WORK TO COMPLETE: Every line containing the word "adults" needs to be found and copied.

THE DATA:
________________
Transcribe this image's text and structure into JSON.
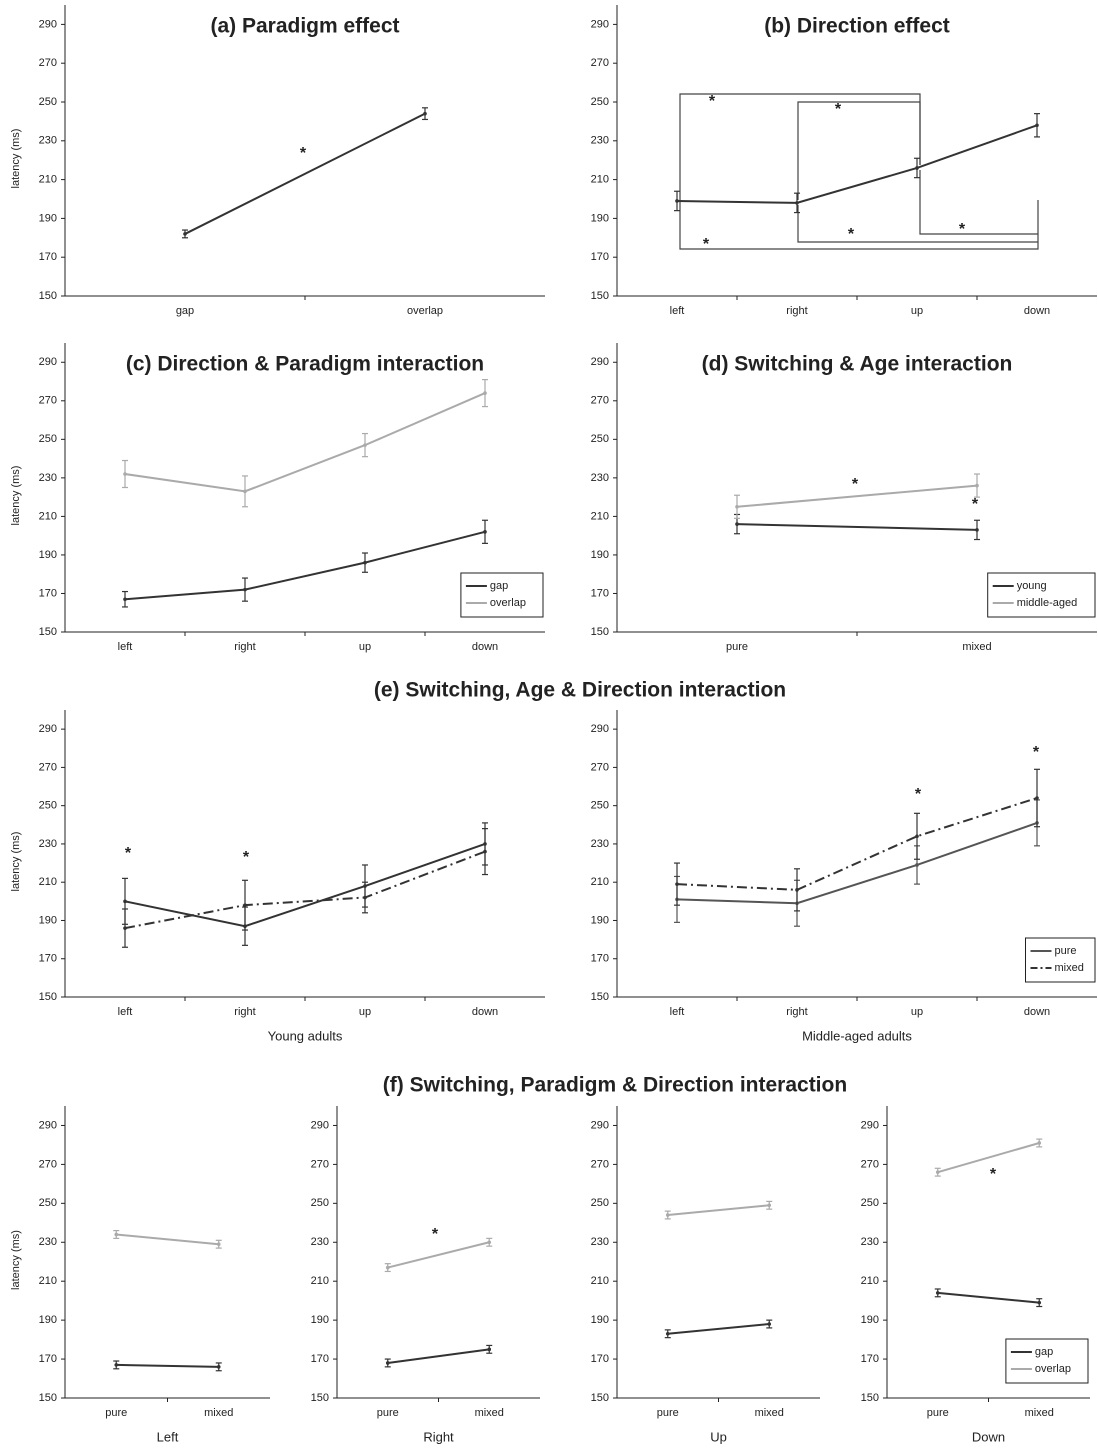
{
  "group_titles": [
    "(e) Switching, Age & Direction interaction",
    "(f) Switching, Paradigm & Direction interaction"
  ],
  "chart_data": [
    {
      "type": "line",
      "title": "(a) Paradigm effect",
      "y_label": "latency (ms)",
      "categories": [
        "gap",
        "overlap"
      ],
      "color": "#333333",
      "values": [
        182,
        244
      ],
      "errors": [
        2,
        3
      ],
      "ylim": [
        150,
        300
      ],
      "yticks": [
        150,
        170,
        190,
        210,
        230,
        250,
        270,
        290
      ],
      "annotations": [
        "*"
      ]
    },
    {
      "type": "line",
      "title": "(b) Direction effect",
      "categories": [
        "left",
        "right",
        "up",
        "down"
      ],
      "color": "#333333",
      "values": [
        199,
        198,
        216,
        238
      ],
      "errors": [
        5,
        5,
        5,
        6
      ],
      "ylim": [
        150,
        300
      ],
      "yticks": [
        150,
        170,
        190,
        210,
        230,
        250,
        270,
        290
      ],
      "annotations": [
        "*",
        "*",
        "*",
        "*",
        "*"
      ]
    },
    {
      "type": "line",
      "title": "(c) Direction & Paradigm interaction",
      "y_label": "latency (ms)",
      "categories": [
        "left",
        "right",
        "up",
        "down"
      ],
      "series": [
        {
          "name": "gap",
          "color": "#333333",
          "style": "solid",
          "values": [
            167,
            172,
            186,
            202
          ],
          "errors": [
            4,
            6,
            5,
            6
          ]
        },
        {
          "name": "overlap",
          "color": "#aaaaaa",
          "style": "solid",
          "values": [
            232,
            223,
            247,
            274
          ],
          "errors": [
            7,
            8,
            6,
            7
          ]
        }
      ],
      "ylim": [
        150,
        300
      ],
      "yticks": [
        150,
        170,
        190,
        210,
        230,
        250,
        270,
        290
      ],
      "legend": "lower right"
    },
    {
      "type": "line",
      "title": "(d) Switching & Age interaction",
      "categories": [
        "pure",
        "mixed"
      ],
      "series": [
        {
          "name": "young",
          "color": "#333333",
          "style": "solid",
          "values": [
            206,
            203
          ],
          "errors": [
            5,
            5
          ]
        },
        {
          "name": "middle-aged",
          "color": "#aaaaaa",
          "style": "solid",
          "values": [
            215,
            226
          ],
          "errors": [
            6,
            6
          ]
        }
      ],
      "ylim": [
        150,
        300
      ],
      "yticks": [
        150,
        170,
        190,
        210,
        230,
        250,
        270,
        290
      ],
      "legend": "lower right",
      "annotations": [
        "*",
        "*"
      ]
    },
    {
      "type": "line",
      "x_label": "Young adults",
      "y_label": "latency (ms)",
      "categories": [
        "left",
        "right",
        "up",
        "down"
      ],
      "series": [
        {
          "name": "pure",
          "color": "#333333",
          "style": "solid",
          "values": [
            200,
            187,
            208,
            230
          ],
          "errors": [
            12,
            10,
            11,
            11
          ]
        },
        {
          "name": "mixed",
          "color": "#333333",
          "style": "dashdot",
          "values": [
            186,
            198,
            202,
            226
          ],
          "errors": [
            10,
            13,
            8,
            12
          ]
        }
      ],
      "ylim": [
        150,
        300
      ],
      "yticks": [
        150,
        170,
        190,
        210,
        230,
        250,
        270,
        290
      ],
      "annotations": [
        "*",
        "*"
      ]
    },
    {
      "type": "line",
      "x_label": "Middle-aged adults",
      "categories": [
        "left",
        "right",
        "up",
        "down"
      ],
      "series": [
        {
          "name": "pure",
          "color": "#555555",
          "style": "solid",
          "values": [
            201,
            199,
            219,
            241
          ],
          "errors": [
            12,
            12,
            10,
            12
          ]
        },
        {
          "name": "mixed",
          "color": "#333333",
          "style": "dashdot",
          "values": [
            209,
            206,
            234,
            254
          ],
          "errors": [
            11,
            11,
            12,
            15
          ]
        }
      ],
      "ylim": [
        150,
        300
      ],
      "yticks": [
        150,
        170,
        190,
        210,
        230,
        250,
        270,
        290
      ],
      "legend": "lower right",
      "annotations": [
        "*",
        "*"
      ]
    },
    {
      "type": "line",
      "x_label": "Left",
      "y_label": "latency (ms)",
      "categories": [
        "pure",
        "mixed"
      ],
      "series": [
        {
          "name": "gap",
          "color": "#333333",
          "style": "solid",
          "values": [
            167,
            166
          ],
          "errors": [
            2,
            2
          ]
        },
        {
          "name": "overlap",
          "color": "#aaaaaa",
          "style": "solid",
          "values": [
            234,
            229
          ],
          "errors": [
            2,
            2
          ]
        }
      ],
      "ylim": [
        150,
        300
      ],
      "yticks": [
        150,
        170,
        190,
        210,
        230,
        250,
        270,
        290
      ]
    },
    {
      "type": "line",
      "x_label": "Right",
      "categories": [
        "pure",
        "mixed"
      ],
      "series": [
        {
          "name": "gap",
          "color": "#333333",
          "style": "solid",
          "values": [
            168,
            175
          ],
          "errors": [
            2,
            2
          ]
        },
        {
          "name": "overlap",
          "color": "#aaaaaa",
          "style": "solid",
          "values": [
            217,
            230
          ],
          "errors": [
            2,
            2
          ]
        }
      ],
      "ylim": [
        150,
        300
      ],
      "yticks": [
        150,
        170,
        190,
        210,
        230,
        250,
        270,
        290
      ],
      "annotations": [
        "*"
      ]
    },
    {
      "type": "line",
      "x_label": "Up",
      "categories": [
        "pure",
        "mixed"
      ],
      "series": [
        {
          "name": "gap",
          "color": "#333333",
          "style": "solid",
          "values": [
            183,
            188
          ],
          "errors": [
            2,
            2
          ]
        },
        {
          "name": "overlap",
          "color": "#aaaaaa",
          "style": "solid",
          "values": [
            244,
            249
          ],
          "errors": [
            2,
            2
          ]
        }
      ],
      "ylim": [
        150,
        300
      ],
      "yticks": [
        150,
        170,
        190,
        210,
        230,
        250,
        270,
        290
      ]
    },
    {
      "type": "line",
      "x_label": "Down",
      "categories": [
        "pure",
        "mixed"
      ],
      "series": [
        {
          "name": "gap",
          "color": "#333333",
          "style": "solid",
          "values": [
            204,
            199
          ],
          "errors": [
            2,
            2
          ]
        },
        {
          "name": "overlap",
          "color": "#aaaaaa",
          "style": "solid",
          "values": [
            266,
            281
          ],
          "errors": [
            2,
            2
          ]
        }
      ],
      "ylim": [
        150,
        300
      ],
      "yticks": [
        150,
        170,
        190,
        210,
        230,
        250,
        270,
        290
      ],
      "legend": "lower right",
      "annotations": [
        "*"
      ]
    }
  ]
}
________________
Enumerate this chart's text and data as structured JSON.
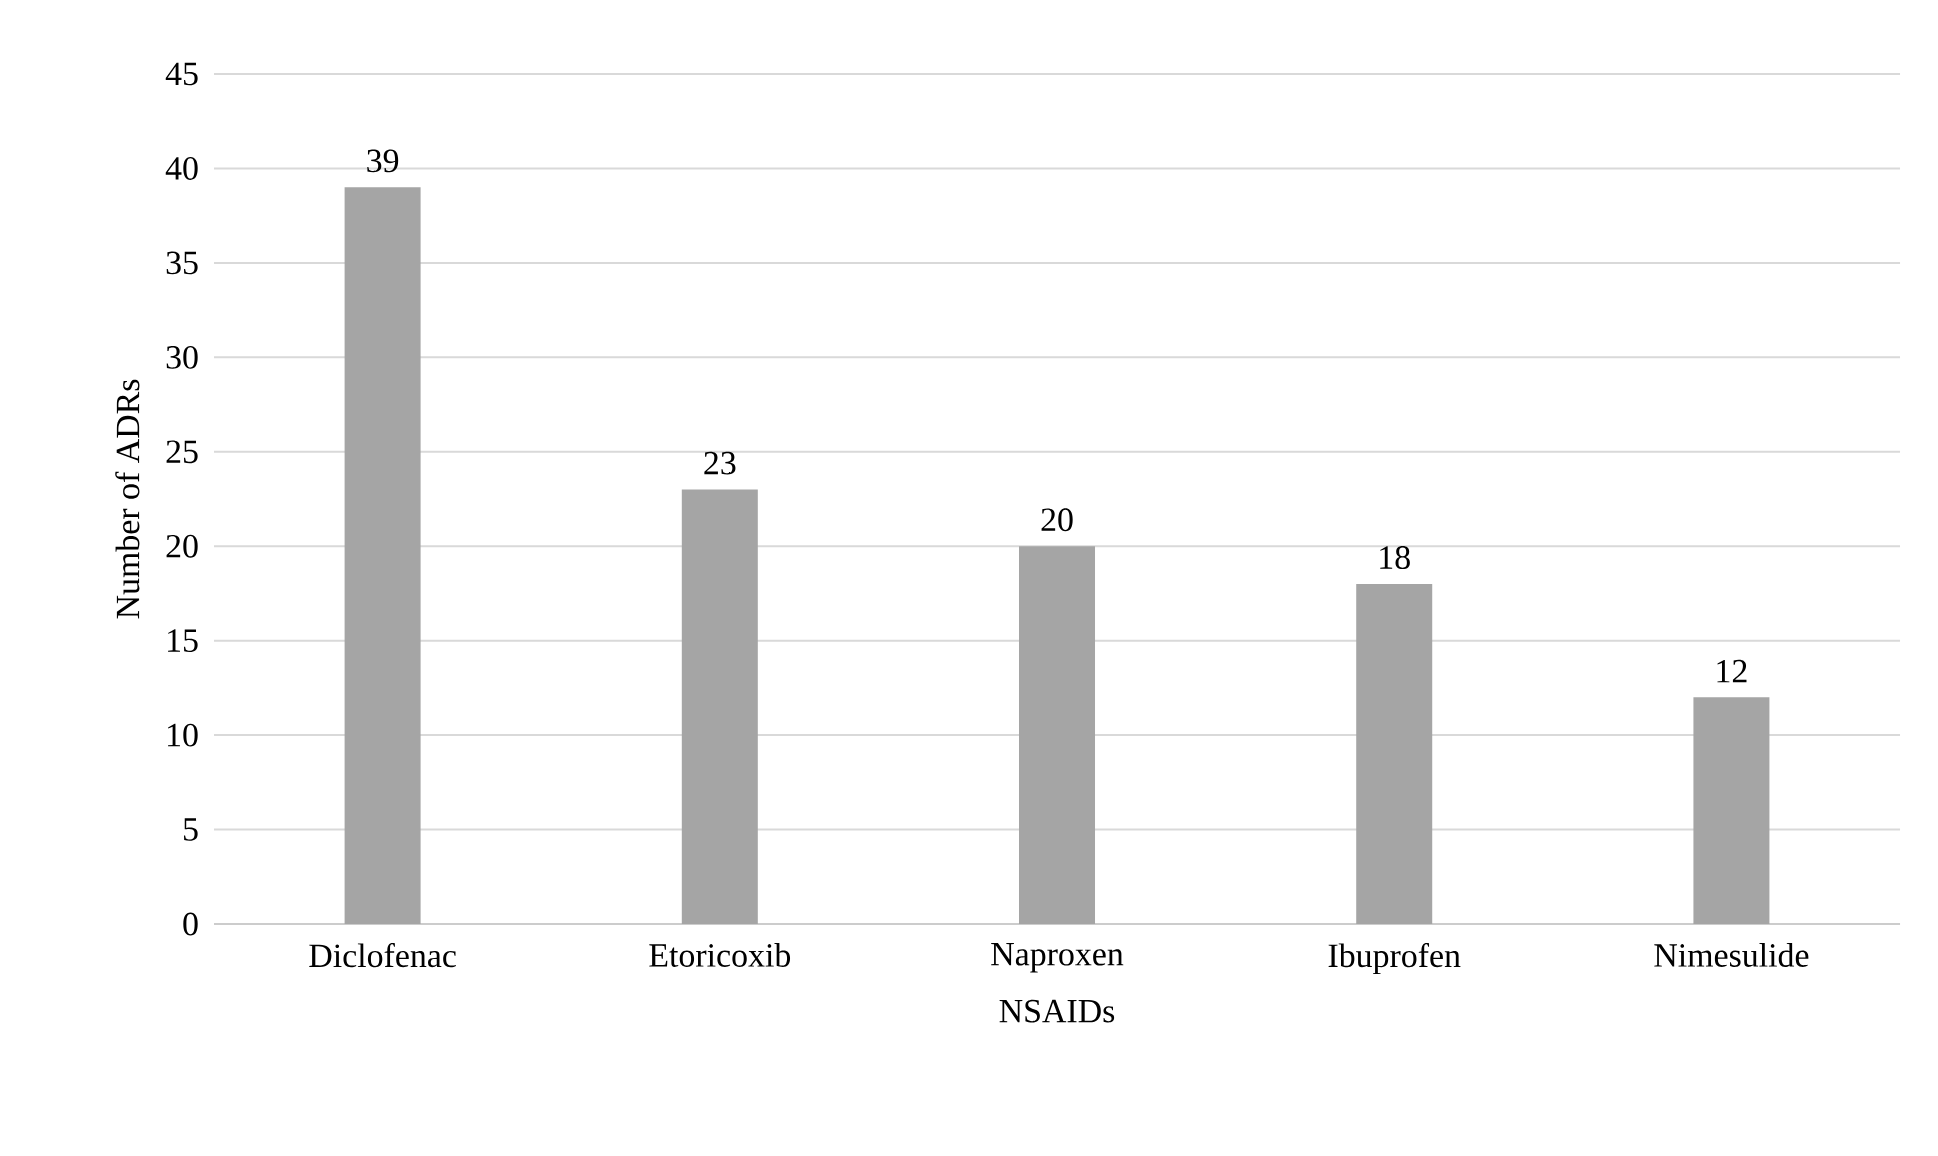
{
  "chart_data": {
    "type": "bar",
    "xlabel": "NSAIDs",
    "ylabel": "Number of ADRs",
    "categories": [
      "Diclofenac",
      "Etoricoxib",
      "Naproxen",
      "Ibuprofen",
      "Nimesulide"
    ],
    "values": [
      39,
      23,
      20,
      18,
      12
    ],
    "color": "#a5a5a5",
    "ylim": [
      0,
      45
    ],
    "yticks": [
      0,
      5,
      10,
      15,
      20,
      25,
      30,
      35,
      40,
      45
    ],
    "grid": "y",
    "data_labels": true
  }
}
________________
OUTPUT FOR THIS TASK:
      "x_label": "Young adults",
      "x_label": "Middle-aged adults",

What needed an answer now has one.